begin

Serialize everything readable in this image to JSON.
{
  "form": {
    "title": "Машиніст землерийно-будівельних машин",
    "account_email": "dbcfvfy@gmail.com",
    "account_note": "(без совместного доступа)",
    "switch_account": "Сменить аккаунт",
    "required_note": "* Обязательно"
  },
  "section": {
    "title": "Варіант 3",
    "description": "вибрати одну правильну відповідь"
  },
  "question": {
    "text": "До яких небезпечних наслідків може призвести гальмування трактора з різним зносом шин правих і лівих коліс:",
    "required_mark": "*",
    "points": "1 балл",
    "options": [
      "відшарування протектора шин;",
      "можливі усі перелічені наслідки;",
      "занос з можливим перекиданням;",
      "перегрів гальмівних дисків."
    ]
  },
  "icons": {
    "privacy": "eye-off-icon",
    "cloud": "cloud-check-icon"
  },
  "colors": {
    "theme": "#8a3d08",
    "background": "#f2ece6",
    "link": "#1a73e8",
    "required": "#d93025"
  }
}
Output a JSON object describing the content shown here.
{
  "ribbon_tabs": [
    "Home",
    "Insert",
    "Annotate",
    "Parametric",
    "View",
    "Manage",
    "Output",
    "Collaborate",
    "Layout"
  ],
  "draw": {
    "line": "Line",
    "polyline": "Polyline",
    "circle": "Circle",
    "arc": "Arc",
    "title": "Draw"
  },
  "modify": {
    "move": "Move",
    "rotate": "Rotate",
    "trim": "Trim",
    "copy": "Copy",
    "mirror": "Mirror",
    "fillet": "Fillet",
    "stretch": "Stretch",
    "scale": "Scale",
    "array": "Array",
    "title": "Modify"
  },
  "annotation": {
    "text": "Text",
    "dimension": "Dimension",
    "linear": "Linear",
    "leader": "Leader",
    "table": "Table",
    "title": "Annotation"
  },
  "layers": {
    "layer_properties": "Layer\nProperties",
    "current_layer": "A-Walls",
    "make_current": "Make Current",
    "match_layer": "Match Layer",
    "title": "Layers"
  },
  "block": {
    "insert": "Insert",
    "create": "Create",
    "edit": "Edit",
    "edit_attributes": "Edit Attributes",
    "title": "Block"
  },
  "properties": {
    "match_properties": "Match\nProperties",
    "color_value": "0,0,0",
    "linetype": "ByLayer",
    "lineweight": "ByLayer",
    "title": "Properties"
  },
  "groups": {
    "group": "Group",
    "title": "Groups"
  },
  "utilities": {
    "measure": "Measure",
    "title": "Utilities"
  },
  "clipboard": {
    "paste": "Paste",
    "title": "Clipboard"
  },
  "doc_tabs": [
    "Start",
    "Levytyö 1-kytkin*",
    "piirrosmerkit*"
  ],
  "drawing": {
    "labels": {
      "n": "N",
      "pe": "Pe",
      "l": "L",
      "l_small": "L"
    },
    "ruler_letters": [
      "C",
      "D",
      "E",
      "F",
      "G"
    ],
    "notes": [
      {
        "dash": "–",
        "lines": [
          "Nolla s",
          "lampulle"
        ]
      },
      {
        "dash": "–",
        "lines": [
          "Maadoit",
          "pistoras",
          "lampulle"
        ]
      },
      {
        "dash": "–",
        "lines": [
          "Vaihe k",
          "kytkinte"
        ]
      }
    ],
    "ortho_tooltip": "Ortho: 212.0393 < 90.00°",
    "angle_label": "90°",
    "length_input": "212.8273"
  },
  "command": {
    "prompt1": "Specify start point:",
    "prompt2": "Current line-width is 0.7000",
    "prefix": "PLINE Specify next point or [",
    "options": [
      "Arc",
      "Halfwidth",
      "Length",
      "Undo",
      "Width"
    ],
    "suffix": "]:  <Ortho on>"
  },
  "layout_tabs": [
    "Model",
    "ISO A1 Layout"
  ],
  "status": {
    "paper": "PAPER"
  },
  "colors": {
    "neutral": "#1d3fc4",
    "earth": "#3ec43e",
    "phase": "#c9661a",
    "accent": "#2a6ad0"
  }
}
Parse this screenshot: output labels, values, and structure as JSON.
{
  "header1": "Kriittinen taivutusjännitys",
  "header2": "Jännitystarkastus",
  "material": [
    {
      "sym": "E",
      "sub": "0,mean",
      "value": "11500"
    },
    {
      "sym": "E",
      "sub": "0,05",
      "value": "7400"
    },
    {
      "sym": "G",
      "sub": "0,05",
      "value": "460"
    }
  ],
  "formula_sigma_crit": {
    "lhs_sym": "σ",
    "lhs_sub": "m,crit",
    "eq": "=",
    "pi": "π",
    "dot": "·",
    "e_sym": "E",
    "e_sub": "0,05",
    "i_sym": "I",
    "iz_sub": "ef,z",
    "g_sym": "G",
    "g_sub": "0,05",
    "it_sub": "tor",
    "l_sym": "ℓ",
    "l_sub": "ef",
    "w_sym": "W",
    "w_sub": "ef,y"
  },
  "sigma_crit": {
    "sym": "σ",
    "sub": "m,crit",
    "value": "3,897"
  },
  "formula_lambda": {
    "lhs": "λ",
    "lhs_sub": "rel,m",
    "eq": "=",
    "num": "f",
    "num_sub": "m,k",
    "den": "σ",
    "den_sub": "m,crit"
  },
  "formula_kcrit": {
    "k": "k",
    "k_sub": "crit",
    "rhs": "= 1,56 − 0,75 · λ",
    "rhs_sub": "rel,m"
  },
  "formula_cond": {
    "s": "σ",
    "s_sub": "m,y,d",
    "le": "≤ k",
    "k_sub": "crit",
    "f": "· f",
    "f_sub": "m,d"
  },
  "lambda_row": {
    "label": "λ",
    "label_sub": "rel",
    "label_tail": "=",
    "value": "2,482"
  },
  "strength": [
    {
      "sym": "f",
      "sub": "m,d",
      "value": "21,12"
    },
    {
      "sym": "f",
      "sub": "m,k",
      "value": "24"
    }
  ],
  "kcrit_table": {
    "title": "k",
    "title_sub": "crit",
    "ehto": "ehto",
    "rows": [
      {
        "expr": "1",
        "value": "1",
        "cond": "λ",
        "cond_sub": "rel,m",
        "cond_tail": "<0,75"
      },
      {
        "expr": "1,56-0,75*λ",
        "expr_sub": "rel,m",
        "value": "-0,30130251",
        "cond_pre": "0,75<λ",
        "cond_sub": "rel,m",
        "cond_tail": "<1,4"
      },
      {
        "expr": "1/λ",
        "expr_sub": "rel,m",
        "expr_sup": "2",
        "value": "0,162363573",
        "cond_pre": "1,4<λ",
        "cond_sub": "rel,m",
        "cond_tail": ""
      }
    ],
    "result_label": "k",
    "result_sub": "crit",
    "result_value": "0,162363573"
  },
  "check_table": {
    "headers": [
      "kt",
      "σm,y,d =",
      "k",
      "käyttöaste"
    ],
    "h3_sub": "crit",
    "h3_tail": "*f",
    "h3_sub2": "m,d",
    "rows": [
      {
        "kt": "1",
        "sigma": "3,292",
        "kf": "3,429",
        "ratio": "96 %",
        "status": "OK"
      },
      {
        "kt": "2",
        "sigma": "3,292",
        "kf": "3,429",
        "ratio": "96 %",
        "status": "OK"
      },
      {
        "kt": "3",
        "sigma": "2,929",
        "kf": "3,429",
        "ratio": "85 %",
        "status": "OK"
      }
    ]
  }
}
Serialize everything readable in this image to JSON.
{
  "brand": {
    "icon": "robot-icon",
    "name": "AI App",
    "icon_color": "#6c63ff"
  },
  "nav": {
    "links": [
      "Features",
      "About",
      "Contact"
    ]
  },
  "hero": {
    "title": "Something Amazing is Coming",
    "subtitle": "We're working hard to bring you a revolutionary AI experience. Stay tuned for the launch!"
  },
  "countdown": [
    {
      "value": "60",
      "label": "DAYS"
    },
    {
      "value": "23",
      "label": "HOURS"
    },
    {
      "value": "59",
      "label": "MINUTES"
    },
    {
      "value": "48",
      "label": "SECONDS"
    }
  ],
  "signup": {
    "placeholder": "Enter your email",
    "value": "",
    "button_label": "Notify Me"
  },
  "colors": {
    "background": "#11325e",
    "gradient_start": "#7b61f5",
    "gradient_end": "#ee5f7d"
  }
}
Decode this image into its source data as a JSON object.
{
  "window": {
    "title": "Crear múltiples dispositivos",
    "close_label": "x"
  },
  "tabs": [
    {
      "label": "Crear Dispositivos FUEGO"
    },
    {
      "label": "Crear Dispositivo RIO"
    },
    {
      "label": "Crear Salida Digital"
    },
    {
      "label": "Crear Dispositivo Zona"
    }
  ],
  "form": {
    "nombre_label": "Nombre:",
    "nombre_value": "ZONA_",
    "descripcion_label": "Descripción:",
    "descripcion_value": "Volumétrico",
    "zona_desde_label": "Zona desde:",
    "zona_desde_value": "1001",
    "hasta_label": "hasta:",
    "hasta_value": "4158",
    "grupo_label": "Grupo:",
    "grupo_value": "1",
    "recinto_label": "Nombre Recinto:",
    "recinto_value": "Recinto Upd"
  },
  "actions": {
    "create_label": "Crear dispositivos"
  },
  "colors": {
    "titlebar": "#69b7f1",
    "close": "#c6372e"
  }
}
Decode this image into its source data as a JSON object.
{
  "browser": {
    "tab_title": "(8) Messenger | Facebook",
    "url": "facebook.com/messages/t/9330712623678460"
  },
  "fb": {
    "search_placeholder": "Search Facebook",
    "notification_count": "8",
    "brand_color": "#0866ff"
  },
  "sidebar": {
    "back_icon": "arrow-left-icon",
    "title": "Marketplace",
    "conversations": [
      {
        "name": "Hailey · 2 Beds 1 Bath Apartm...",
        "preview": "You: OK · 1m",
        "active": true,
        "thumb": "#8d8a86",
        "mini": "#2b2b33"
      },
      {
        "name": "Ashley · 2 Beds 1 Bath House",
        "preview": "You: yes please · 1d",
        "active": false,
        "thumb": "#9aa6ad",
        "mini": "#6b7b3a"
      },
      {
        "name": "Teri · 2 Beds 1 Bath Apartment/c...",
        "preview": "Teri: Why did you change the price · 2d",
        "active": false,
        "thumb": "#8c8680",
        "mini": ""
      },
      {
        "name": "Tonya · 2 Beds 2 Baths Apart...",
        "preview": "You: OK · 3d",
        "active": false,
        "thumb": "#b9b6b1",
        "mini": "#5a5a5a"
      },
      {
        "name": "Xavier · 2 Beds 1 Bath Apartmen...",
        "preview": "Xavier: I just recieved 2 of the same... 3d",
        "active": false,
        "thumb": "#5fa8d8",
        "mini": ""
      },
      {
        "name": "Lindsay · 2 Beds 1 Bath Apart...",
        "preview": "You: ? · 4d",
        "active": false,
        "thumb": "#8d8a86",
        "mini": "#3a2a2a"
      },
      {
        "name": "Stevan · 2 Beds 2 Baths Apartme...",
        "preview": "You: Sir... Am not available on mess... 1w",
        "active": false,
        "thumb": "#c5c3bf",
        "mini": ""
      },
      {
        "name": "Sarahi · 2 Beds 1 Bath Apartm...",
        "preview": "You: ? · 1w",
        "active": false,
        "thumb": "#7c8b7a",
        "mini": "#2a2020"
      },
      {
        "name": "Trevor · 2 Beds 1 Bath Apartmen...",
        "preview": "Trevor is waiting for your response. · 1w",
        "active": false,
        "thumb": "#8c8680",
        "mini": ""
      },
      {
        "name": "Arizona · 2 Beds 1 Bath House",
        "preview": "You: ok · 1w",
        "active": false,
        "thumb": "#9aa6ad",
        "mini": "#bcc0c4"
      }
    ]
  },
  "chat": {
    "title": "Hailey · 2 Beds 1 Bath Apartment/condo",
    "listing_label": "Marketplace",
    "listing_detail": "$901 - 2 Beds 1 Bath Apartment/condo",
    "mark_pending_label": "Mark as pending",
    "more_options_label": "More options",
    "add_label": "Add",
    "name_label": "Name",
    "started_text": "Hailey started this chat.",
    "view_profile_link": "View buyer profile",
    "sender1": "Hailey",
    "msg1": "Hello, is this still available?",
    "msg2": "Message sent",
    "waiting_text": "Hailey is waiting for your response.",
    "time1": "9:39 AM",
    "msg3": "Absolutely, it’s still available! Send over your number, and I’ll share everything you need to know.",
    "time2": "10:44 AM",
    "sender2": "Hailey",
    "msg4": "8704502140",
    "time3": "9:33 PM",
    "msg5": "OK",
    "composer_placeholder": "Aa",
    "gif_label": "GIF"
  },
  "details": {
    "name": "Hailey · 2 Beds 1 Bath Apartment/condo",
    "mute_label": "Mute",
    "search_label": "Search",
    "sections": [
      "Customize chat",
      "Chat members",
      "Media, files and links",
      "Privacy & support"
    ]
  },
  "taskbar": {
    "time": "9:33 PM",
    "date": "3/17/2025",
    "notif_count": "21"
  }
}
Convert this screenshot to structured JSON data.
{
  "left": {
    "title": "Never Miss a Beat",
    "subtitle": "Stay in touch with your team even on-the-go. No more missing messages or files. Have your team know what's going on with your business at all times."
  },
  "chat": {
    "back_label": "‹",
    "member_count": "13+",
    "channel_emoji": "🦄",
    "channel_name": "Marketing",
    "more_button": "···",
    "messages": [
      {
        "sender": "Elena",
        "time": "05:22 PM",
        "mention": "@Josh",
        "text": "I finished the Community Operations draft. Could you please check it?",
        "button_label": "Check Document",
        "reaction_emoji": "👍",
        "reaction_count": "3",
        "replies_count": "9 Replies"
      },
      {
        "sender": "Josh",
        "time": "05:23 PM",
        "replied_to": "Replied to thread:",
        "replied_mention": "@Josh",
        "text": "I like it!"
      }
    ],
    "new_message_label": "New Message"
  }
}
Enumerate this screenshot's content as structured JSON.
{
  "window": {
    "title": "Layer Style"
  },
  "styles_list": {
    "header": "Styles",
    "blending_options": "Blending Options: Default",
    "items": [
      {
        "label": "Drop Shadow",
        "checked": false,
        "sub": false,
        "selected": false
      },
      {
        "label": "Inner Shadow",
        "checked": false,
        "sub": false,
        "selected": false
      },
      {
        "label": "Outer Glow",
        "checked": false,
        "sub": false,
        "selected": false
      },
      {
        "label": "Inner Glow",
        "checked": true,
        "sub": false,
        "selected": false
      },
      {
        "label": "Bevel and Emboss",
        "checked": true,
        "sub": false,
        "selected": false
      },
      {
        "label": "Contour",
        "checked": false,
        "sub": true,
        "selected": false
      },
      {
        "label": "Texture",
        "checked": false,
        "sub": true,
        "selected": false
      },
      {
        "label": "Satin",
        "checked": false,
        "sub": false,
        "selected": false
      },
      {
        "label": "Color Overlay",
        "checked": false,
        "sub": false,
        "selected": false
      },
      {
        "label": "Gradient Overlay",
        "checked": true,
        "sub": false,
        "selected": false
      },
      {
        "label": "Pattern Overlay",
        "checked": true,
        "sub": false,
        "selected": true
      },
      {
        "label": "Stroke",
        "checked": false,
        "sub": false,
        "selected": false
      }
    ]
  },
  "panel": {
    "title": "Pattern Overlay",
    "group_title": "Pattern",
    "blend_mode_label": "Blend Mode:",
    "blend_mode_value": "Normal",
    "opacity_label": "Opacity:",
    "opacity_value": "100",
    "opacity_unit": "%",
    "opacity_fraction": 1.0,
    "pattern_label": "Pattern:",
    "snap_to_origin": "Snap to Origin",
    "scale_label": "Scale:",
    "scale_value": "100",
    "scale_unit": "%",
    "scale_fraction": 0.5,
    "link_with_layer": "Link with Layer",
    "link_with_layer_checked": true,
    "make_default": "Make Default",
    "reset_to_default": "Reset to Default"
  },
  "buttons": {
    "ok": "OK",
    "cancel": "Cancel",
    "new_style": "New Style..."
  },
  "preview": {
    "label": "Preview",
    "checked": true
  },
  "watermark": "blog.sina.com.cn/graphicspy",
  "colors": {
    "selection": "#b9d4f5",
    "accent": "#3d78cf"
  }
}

end

DESCRIPTION OF THE TASK> Copy every line of the listing where the word "subtitle" appears.

TASK SOLUTION>
    "subtitle": "We're working hard to bring you a revolutionary AI experience. Stay tuned for the launch!"
    "subtitle": "Stay in touch with your team even on-the-go. No more missing messages or files. Have your team know what's going on with your business at all times."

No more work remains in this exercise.